• [GIVEN PROBLEM]: Images must not appear in your copy; reproduce every other part of the records exactly.

-=-=-=-=-

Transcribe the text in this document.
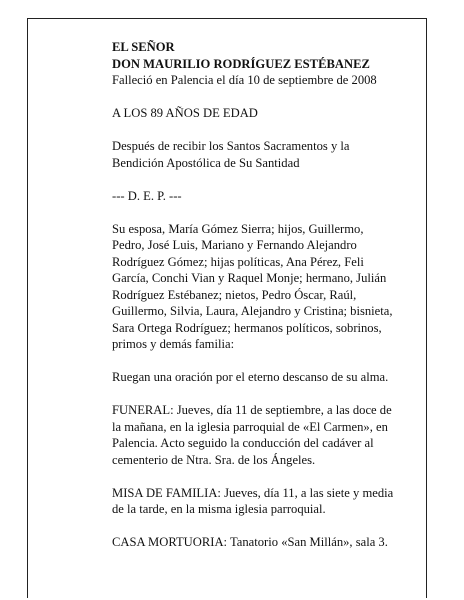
EL SEÑOR
DON MAURILIO RODRÍGUEZ ESTÉBANEZ
Falleció en Palencia el día 10 de septiembre de 2008
A LOS 89 AÑOS DE EDAD
Después de recibir los Santos Sacramentos y la
Bendición Apostólica de Su Santidad
--- D. E. P. ---
Su esposa, María Gómez Sierra; hijos, Guillermo,
Pedro, José Luis, Mariano y Fernando Alejandro
Rodríguez Gómez; hijas políticas, Ana Pérez, Feli
García, Conchi Vian y Raquel Monje; hermano, Julián
Rodríguez Estébanez; nietos, Pedro Óscar, Raúl,
Guillermo, Silvia, Laura, Alejandro y Cristina; bisnieta,
Sara Ortega Rodríguez; hermanos políticos, sobrinos,
primos y demás familia:
Ruegan una oración por el eterno descanso de su alma.
FUNERAL: Jueves, día 11 de septiembre, a las doce de
la mañana, en la iglesia parroquial de «El Carmen», en
Palencia. Acto seguido la conducción del cadáver al
cementerio de Ntra. Sra. de los Ángeles.
MISA DE FAMILIA: Jueves, día 11, a las siete y media
de la tarde, en la misma iglesia parroquial.
CASA MORTUORIA: Tanatorio «San Millán», sala 3.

-=-=-=-=-

• [COMPLETED TASK]:
Transcribe the text in this document.
EL SEÑOR
DON MAURILIO RODRÍGUEZ ESTÉBANEZ
Falleció en Palencia el día 10 de septiembre de 2008
A LOS 89 AÑOS DE EDAD
Después de recibir los Santos Sacramentos y la
Bendición Apostólica de Su Santidad
--- D. E. P. ---
Su esposa, María Gómez Sierra; hijos, Guillermo,
Pedro, José Luis, Mariano y Fernando Alejandro
Rodríguez Gómez; hijas políticas, Ana Pérez, Feli
García, Conchi Vian y Raquel Monje; hermano, Julián
Rodríguez Estébanez; nietos, Pedro Óscar, Raúl,
Guillermo, Silvia, Laura, Alejandro y Cristina; bisnieta,
Sara Ortega Rodríguez; hermanos políticos, sobrinos,
primos y demás familia:
Ruegan una oración por el eterno descanso de su alma.
FUNERAL: Jueves, día 11 de septiembre, a las doce de
la mañana, en la iglesia parroquial de «El Carmen», en
Palencia. Acto seguido la conducción del cadáver al
cementerio de Ntra. Sra. de los Ángeles.
MISA DE FAMILIA: Jueves, día 11, a las siete y media
de la tarde, en la misma iglesia parroquial.
CASA MORTUORIA: Tanatorio «San Millán», sala 3.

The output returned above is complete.